··· DATA EXTRACT ···

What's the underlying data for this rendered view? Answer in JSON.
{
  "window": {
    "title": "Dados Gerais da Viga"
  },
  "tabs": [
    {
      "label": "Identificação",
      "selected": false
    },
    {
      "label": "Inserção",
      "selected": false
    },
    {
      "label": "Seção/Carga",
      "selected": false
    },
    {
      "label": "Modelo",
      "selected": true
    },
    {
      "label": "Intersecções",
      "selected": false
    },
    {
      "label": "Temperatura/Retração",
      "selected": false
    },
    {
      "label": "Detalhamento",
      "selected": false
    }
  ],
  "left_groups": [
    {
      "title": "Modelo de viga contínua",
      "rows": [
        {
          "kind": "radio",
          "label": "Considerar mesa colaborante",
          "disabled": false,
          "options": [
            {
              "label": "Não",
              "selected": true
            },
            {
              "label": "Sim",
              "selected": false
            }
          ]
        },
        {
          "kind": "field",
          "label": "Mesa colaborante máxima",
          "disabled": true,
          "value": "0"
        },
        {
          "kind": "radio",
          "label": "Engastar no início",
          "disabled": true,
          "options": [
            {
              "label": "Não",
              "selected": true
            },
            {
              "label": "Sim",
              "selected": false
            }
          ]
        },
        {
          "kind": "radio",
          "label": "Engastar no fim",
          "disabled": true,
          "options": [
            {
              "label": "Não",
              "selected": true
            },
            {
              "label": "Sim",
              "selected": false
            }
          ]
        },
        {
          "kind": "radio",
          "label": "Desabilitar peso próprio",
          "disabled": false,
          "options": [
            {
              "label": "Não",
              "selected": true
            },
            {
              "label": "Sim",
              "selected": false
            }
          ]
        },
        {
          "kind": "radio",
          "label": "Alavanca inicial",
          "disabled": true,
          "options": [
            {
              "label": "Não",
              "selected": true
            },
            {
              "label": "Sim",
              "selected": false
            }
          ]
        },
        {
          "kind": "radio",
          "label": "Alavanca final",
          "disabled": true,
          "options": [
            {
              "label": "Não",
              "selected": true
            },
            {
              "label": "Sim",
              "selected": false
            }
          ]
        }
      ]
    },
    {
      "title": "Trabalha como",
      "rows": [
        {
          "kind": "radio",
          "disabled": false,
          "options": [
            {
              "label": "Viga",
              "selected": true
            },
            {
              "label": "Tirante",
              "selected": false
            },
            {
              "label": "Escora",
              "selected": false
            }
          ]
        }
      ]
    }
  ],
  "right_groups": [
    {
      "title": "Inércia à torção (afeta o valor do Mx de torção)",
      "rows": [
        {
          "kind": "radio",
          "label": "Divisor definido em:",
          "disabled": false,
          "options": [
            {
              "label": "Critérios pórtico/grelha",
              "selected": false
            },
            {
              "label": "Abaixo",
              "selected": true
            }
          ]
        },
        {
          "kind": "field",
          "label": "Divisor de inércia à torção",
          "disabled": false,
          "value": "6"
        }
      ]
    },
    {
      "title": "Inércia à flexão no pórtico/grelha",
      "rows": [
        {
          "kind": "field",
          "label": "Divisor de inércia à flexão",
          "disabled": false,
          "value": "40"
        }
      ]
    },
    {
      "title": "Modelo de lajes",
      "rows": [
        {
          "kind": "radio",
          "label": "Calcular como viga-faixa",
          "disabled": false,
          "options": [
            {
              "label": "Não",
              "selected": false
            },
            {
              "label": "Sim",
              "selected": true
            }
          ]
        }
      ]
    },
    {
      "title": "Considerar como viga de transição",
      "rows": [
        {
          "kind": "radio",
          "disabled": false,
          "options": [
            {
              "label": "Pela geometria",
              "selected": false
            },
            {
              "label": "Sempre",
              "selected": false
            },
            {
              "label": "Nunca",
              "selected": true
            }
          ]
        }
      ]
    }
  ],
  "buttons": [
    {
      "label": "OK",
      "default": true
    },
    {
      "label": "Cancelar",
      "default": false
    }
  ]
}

···

§ WORK REQUIRED
Find how many lines include the string "Alavanca" and report that number alone.

§ ANSWER TO THE EXERCISE
2